== Material for this exercise

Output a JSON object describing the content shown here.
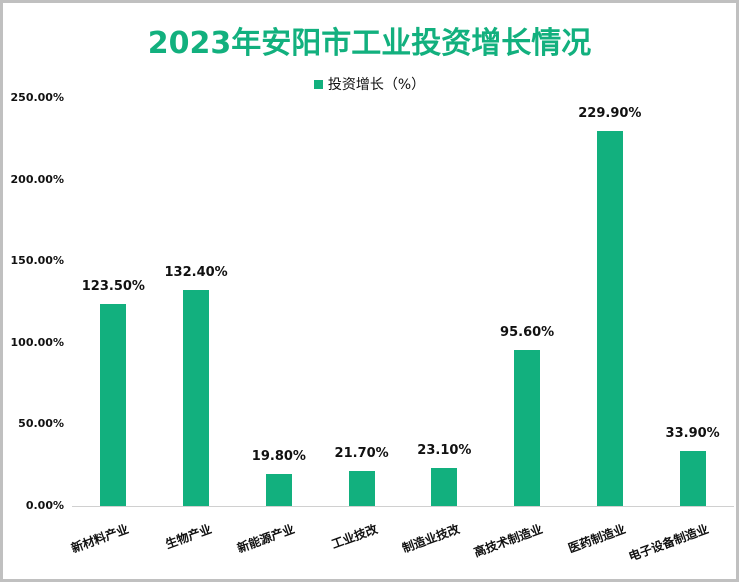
{
  "chart_data": {
    "type": "bar",
    "title": "2023年安阳市工业投资增长情况",
    "legend": [
      "投资增长（%）"
    ],
    "legend_position": "top",
    "categories": [
      "新材料产业",
      "生物产业",
      "新能源产业",
      "工业技改",
      "制造业技改",
      "高技术制造业",
      "医药制造业",
      "电子设备制造业"
    ],
    "series": [
      {
        "name": "投资增长（%）",
        "values": [
          123.5,
          132.4,
          19.8,
          21.7,
          23.1,
          95.6,
          229.9,
          33.9
        ]
      }
    ],
    "value_labels": [
      "123.50%",
      "132.40%",
      "19.80%",
      "21.70%",
      "23.10%",
      "95.60%",
      "229.90%",
      "33.90%"
    ],
    "yticks": [
      "0.00%",
      "50.00%",
      "100.00%",
      "150.00%",
      "200.00%",
      "250.00%"
    ],
    "ylim": [
      0,
      250
    ],
    "xlabel": "",
    "ylabel": "",
    "grid": false,
    "color": "#12b07e"
  },
  "title": "2023年安阳市工业投资增长情况",
  "legend_label": "投资增长（%）"
}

====

Copy out all the records exactly, excluding pictures.

Output a JSON object describing the content shown here.
{
  "chart_data": {
    "type": "bar",
    "title": "2023年安阳市工业投资增长情况",
    "legend": [
      "投资增长（%）"
    ],
    "legend_position": "top",
    "categories": [
      "新材料产业",
      "生物产业",
      "新能源产业",
      "工业技改",
      "制造业技改",
      "高技术制造业",
      "医药制造业",
      "电子设备制造业"
    ],
    "series": [
      {
        "name": "投资增长（%）",
        "values": [
          123.5,
          132.4,
          19.8,
          21.7,
          23.1,
          95.6,
          229.9,
          33.9
        ]
      }
    ],
    "value_labels": [
      "123.50%",
      "132.40%",
      "19.80%",
      "21.70%",
      "23.10%",
      "95.60%",
      "229.90%",
      "33.90%"
    ],
    "yticks": [
      "0.00%",
      "50.00%",
      "100.00%",
      "150.00%",
      "200.00%",
      "250.00%"
    ],
    "ylim": [
      0,
      250
    ],
    "xlabel": "",
    "ylabel": "",
    "grid": false,
    "color": "#12b07e"
  },
  "title": "2023年安阳市工业投资增长情况",
  "legend_label": "投资增长（%）"
}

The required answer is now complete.